STATED TASK:
How many lines of these records hold the string "оборудование"? Reply with the number alone.

SUPPLIED INFORMATION:
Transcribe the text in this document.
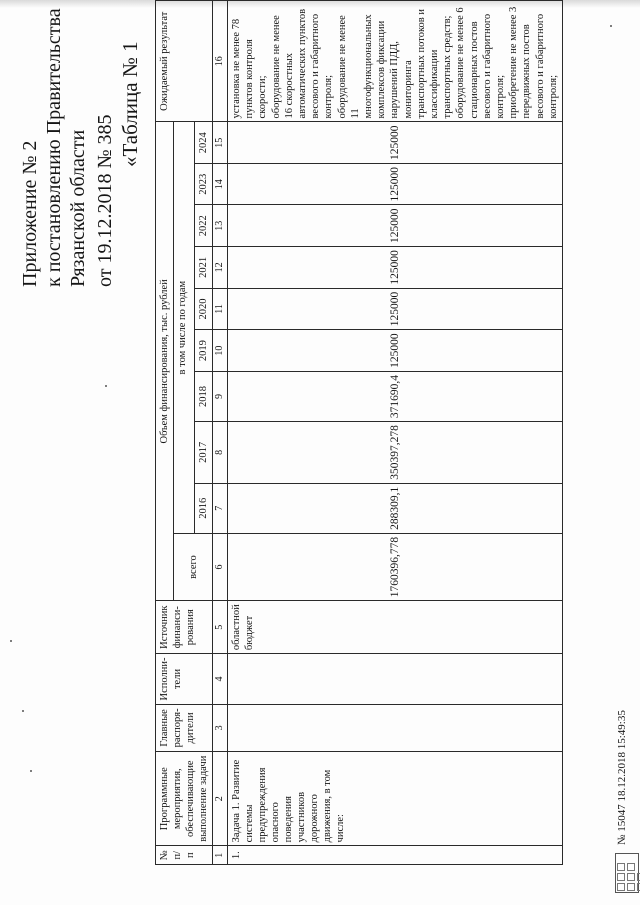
Приложение № 2 к постановлению Правительства Рязанской области от 19.12.2018 № 385
«Таблица № 1
№ п/п	Программные мероприятия, обеспечивающие выполнение задачи	Главные распоря-дители	Исполни-тели	Источник финанси-рования	Объем финансирования, тыс. рублей										Ожидаемый результат
					всего	в том числе по годам									
						2016	2017	2018	2019	2020	2021	2022	2023	2024	
1	2	3	4	5	6	7	8	9	10	11	12	13	14	15	16
1.	Задача 1. Развитие системы предупреждения опасного поведения участников дорожного движения, в том числе:			областной бюджет	1760396,778	288309,1	350397,278	371690,4	125000	125000	125000	125000	125000	125000	установка не менее 78 пунктов контроля скорости;
оборудование не менее 16 скоростных автоматических пунктов весового и габаритного контроля;
оборудование не менее 11 многофункциональных комплексов фиксации нарушений ПДД, мониторинга транспортных потоков и классификации транспортных средств;
оборудование не менее 6 стационарных постов весового и габаритного контроля;
приобретение не менее 3 передвижных постов весового и габаритного контроля;
№ 15047 18.12.2018 15:49:35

EXPECTED ANSWER:
3